== Written request ==
How many lines in the listing below include the word "prasmes"? Reply with the count alone.

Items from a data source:
----------------
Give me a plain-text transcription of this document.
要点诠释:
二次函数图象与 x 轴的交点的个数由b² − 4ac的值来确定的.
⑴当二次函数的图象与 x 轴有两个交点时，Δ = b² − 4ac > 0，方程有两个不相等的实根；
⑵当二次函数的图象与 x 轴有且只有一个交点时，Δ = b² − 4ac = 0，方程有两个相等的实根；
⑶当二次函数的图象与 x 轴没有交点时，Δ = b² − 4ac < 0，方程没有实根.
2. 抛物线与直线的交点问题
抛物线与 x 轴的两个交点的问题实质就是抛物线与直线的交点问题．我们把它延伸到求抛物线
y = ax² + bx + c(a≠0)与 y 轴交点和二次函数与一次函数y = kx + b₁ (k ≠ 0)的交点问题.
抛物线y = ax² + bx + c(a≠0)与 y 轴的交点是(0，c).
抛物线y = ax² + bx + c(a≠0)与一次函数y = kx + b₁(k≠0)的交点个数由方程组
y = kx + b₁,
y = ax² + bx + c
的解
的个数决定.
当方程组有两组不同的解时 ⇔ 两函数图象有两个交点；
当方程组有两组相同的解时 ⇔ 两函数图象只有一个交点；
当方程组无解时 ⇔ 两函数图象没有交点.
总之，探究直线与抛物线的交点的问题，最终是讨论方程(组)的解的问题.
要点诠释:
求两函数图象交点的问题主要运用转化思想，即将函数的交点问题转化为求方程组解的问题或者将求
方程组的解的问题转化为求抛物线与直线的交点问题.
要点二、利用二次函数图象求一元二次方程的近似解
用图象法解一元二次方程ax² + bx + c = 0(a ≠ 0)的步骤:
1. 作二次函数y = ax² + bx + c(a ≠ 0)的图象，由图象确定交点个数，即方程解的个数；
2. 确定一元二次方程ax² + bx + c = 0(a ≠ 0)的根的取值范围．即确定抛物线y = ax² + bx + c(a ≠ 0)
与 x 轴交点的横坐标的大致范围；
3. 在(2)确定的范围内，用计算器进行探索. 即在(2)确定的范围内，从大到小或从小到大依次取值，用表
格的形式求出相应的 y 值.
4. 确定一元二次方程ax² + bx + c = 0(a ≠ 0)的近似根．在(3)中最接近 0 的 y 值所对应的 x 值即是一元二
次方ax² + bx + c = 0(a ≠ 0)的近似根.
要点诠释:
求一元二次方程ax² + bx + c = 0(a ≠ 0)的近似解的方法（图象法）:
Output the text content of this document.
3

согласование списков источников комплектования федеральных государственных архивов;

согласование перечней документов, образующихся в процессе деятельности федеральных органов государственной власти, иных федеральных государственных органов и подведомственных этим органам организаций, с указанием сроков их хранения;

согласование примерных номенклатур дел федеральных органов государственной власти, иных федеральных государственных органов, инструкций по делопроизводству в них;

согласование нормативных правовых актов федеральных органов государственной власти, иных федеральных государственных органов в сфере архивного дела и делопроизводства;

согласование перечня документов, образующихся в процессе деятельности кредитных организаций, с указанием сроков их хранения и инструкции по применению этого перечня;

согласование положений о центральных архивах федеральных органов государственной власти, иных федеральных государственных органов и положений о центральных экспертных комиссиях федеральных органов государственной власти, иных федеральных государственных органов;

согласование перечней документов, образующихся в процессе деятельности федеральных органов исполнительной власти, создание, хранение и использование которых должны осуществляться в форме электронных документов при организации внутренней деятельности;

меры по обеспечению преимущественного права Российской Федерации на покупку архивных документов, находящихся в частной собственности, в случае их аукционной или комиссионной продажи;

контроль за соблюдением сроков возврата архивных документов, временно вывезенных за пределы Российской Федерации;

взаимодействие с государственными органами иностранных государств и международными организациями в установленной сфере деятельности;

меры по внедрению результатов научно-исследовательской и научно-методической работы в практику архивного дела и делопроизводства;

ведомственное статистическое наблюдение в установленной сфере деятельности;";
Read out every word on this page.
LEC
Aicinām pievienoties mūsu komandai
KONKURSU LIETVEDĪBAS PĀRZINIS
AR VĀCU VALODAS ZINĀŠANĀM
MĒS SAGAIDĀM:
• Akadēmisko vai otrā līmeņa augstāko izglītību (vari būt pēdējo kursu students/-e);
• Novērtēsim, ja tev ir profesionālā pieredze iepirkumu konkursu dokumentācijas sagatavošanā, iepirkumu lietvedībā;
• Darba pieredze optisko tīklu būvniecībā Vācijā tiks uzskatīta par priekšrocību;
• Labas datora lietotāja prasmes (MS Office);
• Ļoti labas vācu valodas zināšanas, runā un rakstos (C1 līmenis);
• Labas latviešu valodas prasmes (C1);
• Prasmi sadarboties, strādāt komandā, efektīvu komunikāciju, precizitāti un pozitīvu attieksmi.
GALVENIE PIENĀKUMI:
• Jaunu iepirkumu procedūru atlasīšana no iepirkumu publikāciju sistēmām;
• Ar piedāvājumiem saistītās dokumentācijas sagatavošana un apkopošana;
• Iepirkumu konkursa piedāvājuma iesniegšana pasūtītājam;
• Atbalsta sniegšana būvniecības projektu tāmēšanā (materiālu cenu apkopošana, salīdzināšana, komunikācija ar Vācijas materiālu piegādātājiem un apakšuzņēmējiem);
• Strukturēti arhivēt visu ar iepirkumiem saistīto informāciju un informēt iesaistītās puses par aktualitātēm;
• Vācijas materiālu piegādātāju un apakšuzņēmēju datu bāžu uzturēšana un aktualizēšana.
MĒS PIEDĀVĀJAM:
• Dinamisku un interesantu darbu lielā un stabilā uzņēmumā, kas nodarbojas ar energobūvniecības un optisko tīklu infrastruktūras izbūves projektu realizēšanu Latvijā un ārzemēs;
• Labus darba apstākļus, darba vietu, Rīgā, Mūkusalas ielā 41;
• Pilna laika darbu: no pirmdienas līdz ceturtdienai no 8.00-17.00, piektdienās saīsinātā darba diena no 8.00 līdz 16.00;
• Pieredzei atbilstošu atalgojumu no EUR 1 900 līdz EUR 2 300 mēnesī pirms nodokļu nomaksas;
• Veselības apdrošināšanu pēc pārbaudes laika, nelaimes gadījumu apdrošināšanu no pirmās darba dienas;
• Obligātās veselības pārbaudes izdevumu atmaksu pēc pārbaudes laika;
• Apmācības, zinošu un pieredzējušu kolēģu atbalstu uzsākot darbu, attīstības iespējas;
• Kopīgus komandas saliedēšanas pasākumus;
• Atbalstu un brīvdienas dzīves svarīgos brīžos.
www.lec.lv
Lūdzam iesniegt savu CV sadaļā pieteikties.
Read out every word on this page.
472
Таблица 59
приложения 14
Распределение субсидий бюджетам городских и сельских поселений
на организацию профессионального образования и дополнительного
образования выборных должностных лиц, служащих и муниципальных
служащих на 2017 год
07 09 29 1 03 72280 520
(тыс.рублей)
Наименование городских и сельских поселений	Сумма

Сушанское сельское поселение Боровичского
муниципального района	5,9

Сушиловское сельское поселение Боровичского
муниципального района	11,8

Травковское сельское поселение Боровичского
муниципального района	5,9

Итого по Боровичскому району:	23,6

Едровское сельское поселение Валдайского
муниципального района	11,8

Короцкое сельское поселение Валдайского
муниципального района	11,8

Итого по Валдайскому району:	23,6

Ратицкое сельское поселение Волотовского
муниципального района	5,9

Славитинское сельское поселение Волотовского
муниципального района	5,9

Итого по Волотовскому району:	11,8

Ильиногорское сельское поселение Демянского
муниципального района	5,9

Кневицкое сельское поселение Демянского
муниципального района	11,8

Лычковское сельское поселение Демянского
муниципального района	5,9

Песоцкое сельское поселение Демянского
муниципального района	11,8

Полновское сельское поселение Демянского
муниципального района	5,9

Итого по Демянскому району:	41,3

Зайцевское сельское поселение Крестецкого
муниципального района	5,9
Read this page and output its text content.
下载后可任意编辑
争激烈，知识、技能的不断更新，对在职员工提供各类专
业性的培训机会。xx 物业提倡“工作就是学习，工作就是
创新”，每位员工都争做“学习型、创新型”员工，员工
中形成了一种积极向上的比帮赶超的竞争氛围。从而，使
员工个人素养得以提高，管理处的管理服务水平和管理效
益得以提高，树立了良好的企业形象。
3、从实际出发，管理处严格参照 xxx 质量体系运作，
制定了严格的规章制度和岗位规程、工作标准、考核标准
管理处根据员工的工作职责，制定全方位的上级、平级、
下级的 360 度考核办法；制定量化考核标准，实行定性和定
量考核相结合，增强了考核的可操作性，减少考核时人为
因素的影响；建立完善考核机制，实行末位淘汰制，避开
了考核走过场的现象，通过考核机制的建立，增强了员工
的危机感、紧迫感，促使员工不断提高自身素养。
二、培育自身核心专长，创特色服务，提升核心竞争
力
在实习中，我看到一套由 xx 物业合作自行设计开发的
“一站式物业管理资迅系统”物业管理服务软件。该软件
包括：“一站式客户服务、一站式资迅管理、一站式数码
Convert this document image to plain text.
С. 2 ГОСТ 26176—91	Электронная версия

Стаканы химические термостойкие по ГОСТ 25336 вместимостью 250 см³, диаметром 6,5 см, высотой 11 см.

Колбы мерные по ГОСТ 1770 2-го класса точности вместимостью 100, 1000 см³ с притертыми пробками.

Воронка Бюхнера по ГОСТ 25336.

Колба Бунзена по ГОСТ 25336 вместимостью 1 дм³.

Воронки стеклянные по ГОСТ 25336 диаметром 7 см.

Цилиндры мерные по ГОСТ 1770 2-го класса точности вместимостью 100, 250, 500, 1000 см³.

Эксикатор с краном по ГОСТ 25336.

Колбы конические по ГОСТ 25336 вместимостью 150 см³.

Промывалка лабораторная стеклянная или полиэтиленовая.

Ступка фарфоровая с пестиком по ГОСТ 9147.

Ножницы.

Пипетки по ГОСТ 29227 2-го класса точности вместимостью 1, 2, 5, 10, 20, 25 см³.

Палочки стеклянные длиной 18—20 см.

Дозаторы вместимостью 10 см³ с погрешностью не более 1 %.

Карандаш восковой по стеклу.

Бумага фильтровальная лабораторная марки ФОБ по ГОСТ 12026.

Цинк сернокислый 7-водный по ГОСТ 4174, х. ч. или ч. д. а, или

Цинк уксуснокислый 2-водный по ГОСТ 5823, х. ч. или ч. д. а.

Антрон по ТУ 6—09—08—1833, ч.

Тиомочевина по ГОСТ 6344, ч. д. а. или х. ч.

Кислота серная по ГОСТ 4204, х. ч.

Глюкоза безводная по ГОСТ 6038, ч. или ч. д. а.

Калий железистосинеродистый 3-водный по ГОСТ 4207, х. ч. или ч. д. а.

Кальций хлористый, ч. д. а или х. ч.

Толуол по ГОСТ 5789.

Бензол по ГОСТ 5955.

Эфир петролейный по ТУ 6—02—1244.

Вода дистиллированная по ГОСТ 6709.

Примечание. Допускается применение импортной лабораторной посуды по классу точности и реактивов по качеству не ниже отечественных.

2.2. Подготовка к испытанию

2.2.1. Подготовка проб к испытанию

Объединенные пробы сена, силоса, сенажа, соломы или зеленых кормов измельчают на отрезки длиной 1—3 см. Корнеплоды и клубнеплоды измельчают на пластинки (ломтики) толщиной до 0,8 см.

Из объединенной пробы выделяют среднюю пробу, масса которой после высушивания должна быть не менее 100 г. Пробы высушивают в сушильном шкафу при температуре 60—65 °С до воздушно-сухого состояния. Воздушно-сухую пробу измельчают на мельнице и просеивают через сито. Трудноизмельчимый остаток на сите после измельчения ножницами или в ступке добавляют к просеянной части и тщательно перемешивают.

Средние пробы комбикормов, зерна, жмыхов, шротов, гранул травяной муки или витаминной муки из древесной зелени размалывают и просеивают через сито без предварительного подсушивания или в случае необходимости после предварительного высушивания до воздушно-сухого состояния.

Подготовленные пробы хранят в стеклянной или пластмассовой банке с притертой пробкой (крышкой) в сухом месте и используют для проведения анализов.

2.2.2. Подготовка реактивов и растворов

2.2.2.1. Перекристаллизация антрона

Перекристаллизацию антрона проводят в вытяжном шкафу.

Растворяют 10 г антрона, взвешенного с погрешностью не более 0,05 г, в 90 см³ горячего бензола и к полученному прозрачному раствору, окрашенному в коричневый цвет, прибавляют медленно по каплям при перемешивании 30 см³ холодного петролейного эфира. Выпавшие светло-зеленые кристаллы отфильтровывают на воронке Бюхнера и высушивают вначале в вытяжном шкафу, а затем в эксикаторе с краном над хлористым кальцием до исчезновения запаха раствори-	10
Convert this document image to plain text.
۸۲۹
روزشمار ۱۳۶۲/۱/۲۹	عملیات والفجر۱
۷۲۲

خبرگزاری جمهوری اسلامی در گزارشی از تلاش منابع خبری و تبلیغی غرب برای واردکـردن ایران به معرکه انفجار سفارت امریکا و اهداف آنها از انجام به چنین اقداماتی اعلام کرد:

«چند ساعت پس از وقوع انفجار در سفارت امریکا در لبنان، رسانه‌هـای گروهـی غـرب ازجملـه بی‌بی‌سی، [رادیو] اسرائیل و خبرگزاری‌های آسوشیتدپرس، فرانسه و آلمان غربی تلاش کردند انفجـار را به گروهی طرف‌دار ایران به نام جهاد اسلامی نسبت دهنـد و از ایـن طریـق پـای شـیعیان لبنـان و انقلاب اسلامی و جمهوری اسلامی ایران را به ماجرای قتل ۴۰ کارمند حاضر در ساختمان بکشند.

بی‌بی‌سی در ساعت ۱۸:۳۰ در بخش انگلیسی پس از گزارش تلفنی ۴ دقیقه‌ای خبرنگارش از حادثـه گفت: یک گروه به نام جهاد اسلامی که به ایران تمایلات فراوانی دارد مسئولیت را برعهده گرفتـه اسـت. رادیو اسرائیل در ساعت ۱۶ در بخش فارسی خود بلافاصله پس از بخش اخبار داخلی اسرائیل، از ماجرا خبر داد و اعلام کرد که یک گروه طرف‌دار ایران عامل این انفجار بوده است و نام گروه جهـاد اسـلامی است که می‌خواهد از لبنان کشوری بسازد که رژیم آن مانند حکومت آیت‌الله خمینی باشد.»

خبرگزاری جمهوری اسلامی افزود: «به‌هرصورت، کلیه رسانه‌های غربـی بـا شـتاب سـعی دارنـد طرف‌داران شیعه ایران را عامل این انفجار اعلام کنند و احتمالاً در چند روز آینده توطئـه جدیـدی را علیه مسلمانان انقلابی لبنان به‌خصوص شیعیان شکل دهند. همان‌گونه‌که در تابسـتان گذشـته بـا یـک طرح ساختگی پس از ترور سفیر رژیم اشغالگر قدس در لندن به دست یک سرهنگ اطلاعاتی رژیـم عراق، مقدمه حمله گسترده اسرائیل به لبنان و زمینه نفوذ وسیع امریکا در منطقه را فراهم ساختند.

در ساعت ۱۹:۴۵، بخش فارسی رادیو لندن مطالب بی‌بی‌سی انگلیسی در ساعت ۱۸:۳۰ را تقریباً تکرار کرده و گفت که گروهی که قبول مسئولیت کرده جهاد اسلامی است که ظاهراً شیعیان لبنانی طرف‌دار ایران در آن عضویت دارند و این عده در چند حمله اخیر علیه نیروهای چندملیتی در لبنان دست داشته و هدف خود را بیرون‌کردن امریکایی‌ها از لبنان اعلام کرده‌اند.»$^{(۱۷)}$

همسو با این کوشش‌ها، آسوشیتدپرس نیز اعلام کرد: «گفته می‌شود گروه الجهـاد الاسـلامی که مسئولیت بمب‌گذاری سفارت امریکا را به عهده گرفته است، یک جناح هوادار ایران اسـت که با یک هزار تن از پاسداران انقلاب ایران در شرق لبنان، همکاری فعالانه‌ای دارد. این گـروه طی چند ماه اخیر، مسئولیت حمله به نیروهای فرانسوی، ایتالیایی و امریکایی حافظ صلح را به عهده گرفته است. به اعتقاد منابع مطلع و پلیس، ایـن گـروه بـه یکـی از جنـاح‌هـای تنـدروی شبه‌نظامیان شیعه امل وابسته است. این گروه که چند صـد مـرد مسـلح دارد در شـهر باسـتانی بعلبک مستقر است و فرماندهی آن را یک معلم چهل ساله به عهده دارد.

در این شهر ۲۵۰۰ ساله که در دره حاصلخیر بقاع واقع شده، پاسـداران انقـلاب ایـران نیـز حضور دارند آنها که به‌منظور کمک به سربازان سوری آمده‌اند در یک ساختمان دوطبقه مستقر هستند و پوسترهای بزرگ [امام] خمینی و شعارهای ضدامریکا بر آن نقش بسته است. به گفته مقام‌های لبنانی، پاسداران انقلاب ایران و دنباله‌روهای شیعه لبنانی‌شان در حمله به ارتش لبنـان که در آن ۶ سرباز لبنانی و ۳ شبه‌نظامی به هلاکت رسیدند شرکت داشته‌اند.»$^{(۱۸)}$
----------------
== Solved exercise ==
2